Dataset records
****
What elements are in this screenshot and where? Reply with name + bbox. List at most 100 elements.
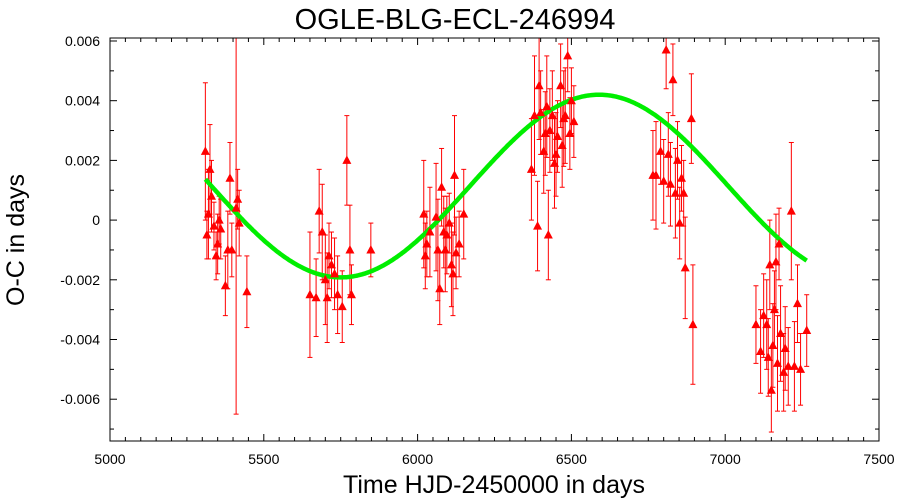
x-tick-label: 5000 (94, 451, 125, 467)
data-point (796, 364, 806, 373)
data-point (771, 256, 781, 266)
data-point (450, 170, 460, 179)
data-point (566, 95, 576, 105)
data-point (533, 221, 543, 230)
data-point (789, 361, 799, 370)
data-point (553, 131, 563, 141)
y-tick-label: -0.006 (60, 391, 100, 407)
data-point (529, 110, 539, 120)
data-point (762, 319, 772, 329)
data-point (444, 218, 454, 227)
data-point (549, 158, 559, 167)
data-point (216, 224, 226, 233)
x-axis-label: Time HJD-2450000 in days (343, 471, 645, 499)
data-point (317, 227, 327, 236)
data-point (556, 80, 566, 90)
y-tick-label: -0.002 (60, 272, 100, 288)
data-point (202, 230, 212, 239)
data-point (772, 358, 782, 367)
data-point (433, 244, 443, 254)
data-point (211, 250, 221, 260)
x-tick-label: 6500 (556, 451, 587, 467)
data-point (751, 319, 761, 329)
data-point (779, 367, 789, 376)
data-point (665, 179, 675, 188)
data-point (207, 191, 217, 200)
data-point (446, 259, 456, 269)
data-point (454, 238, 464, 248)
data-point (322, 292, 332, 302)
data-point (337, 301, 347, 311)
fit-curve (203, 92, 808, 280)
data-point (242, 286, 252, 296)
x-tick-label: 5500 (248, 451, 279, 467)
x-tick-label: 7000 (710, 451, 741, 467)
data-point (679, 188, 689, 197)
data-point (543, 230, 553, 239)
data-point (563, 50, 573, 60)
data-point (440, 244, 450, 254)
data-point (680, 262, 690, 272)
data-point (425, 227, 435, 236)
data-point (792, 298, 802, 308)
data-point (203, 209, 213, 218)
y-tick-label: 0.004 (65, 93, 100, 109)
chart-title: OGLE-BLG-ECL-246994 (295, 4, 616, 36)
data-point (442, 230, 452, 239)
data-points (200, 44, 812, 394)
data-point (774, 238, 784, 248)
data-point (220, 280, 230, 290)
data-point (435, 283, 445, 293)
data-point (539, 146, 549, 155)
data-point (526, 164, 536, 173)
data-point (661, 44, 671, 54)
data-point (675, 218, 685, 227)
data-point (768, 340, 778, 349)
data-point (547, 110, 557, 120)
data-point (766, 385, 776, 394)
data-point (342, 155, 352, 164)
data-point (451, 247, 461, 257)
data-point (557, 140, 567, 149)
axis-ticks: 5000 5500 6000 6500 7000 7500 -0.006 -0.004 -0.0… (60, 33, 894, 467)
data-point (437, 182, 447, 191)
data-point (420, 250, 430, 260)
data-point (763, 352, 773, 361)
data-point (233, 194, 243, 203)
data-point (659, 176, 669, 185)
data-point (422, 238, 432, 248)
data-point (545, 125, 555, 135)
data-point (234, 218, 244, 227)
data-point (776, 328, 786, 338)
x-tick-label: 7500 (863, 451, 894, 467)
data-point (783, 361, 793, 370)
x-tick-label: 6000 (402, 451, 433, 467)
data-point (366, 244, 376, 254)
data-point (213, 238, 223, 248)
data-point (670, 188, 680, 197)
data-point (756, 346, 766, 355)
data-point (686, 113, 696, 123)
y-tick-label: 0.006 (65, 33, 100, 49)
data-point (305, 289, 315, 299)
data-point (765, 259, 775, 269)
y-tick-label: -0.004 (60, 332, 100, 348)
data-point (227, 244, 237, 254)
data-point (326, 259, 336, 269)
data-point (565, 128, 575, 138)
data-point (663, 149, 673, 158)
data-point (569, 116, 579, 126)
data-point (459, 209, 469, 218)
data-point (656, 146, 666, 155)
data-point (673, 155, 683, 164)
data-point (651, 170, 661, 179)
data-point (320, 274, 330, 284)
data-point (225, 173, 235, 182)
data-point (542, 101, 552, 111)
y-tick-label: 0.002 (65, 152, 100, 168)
****
**Written request**
Copy every line of the listing above word for word, leaving out the pictures.

**Exercise output**
What elements are in this screenshot and where? Reply with name + bbox. List at most 100 elements.
x-tick-label: 5000 (94, 451, 125, 467)
data-point (796, 364, 806, 373)
data-point (771, 256, 781, 266)
data-point (450, 170, 460, 179)
data-point (566, 95, 576, 105)
data-point (533, 221, 543, 230)
data-point (789, 361, 799, 370)
data-point (553, 131, 563, 141)
y-tick-label: -0.006 (60, 391, 100, 407)
data-point (529, 110, 539, 120)
data-point (762, 319, 772, 329)
data-point (444, 218, 454, 227)
data-point (549, 158, 559, 167)
data-point (216, 224, 226, 233)
x-axis-label: Time HJD-2450000 in days (343, 471, 645, 499)
data-point (317, 227, 327, 236)
data-point (556, 80, 566, 90)
y-tick-label: -0.002 (60, 272, 100, 288)
data-point (202, 230, 212, 239)
data-point (772, 358, 782, 367)
data-point (433, 244, 443, 254)
data-point (211, 250, 221, 260)
x-tick-label: 6500 (556, 451, 587, 467)
data-point (751, 319, 761, 329)
data-point (779, 367, 789, 376)
data-point (665, 179, 675, 188)
data-point (207, 191, 217, 200)
data-point (446, 259, 456, 269)
data-point (454, 238, 464, 248)
data-point (322, 292, 332, 302)
data-point (337, 301, 347, 311)
fit-curve (203, 92, 808, 280)
data-point (242, 286, 252, 296)
x-tick-label: 5500 (248, 451, 279, 467)
x-tick-label: 7000 (710, 451, 741, 467)
data-point (679, 188, 689, 197)
data-point (543, 230, 553, 239)
data-point (563, 50, 573, 60)
data-point (440, 244, 450, 254)
data-point (680, 262, 690, 272)
data-point (425, 227, 435, 236)
data-point (792, 298, 802, 308)
data-point (203, 209, 213, 218)
y-tick-label: 0.004 (65, 93, 100, 109)
chart-title: OGLE-BLG-ECL-246994 (295, 4, 616, 36)
data-point (442, 230, 452, 239)
data-points (200, 44, 812, 394)
data-point (774, 238, 784, 248)
data-point (220, 280, 230, 290)
data-point (435, 283, 445, 293)
data-point (539, 146, 549, 155)
data-point (526, 164, 536, 173)
data-point (661, 44, 671, 54)
data-point (675, 218, 685, 227)
data-point (768, 340, 778, 349)
data-point (547, 110, 557, 120)
data-point (766, 385, 776, 394)
data-point (342, 155, 352, 164)
data-point (451, 247, 461, 257)
data-point (557, 140, 567, 149)
axis-ticks: 5000 5500 6000 6500 7000 7500 -0.006 -0.004 -0.0… (60, 33, 894, 467)
data-point (437, 182, 447, 191)
data-point (420, 250, 430, 260)
data-point (763, 352, 773, 361)
data-point (233, 194, 243, 203)
data-point (659, 176, 669, 185)
data-point (422, 238, 432, 248)
data-point (545, 125, 555, 135)
data-point (234, 218, 244, 227)
data-point (776, 328, 786, 338)
x-tick-label: 7500 (863, 451, 894, 467)
data-point (783, 361, 793, 370)
x-tick-label: 6000 (402, 451, 433, 467)
data-point (366, 244, 376, 254)
data-point (213, 238, 223, 248)
data-point (670, 188, 680, 197)
data-point (756, 346, 766, 355)
data-point (686, 113, 696, 123)
y-tick-label: 0.006 (65, 33, 100, 49)
data-point (305, 289, 315, 299)
data-point (765, 259, 775, 269)
y-tick-label: -0.004 (60, 332, 100, 348)
data-point (227, 244, 237, 254)
data-point (326, 259, 336, 269)
data-point (565, 128, 575, 138)
data-point (663, 149, 673, 158)
data-point (569, 116, 579, 126)
data-point (459, 209, 469, 218)
data-point (656, 146, 666, 155)
data-point (673, 155, 683, 164)
data-point (651, 170, 661, 179)
data-point (320, 274, 330, 284)
data-point (225, 173, 235, 182)
data-point (542, 101, 552, 111)
y-tick-label: 0.002 (65, 152, 100, 168)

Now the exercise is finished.